▶ [PROBLEM]
Write out the data again in full, exactly as it reads.

— START EXTRACTED RECORDS —

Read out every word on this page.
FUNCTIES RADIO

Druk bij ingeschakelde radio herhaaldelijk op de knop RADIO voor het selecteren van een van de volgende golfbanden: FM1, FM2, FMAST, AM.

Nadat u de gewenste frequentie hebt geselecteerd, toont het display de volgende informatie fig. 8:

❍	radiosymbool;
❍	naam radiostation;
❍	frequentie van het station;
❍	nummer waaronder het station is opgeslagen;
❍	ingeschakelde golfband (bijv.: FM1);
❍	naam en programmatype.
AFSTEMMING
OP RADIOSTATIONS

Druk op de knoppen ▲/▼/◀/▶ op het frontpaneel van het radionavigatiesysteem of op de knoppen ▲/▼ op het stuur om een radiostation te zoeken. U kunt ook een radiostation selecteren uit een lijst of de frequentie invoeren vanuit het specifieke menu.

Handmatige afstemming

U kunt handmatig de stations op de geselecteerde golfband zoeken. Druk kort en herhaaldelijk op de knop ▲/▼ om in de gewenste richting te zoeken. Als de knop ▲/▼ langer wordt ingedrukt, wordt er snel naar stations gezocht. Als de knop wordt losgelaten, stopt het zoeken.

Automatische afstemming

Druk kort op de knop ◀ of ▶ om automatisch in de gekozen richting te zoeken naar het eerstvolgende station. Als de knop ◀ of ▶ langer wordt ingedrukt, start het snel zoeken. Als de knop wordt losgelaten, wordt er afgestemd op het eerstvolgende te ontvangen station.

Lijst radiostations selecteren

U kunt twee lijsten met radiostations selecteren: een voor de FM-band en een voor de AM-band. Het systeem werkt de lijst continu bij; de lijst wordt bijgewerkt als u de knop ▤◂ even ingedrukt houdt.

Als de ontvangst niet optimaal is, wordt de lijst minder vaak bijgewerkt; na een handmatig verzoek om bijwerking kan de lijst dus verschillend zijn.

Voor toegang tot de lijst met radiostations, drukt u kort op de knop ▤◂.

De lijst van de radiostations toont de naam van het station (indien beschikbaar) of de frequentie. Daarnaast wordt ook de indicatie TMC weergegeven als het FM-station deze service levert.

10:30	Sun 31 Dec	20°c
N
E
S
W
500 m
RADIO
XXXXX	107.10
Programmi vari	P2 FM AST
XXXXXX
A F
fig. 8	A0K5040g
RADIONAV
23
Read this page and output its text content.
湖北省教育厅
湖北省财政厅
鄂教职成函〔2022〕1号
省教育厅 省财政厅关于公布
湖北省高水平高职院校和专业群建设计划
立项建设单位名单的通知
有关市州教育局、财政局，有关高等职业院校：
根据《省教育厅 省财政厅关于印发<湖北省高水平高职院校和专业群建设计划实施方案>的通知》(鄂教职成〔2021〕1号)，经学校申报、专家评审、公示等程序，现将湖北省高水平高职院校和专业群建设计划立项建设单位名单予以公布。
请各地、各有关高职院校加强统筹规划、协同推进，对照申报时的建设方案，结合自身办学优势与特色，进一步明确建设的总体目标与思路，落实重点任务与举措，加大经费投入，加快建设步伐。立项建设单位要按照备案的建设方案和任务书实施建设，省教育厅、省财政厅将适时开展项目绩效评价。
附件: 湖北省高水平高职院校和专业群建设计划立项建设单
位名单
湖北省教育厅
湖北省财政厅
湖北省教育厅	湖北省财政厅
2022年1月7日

— END EXTRACTED RECORDS —

▶ [TASK ANSWER]
Read out every word on this page.
FUNCTIES RADIO

Druk bij ingeschakelde radio herhaaldelijk op de knop RADIO voor het selecteren van een van de volgende golfbanden: FM1, FM2, FMAST, AM.

Nadat u de gewenste frequentie hebt geselecteerd, toont het display de volgende informatie fig. 8:

❍	radiosymbool;
❍	naam radiostation;
❍	frequentie van het station;
❍	nummer waaronder het station is opgeslagen;
❍	ingeschakelde golfband (bijv.: FM1);
❍	naam en programmatype.
AFSTEMMING
OP RADIOSTATIONS

Druk op de knoppen ▲/▼/◀/▶ op het frontpaneel van het radionavigatiesysteem of op de knoppen ▲/▼ op het stuur om een radiostation te zoeken. U kunt ook een radiostation selecteren uit een lijst of de frequentie invoeren vanuit het specifieke menu.

Handmatige afstemming

U kunt handmatig de stations op de geselecteerde golfband zoeken. Druk kort en herhaaldelijk op de knop ▲/▼ om in de gewenste richting te zoeken. Als de knop ▲/▼ langer wordt ingedrukt, wordt er snel naar stations gezocht. Als de knop wordt losgelaten, stopt het zoeken.

Automatische afstemming

Druk kort op de knop ◀ of ▶ om automatisch in de gekozen richting te zoeken naar het eerstvolgende station. Als de knop ◀ of ▶ langer wordt ingedrukt, start het snel zoeken. Als de knop wordt losgelaten, wordt er afgestemd op het eerstvolgende te ontvangen station.

Lijst radiostations selecteren

U kunt twee lijsten met radiostations selecteren: een voor de FM-band en een voor de AM-band. Het systeem werkt de lijst continu bij; de lijst wordt bijgewerkt als u de knop ▤◂ even ingedrukt houdt.

Als de ontvangst niet optimaal is, wordt de lijst minder vaak bijgewerkt; na een handmatig verzoek om bijwerking kan de lijst dus verschillend zijn.

Voor toegang tot de lijst met radiostations, drukt u kort op de knop ▤◂.

De lijst van de radiostations toont de naam van het station (indien beschikbaar) of de frequentie. Daarnaast wordt ook de indicatie TMC weergegeven als het FM-station deze service levert.

10:30	Sun 31 Dec	20°c
N
E
S
W
500 m
RADIO
XXXXX	107.10
Programmi vari	P2 FM AST
XXXXXX
A F
fig. 8	A0K5040g
RADIONAV
23
Read this page and output its text content.
湖北省教育厅
湖北省财政厅
鄂教职成函〔2022〕1号
省教育厅 省财政厅关于公布
湖北省高水平高职院校和专业群建设计划
立项建设单位名单的通知
有关市州教育局、财政局，有关高等职业院校：
根据《省教育厅 省财政厅关于印发<湖北省高水平高职院校和专业群建设计划实施方案>的通知》(鄂教职成〔2021〕1号)，经学校申报、专家评审、公示等程序，现将湖北省高水平高职院校和专业群建设计划立项建设单位名单予以公布。
请各地、各有关高职院校加强统筹规划、协同推进，对照申报时的建设方案，结合自身办学优势与特色，进一步明确建设的总体目标与思路，落实重点任务与举措，加大经费投入，加快建设步伐。立项建设单位要按照备案的建设方案和任务书实施建设，省教育厅、省财政厅将适时开展项目绩效评价。
附件: 湖北省高水平高职院校和专业群建设计划立项建设单
位名单
湖北省教育厅
湖北省财政厅
湖北省教育厅	湖北省财政厅
2022年1月7日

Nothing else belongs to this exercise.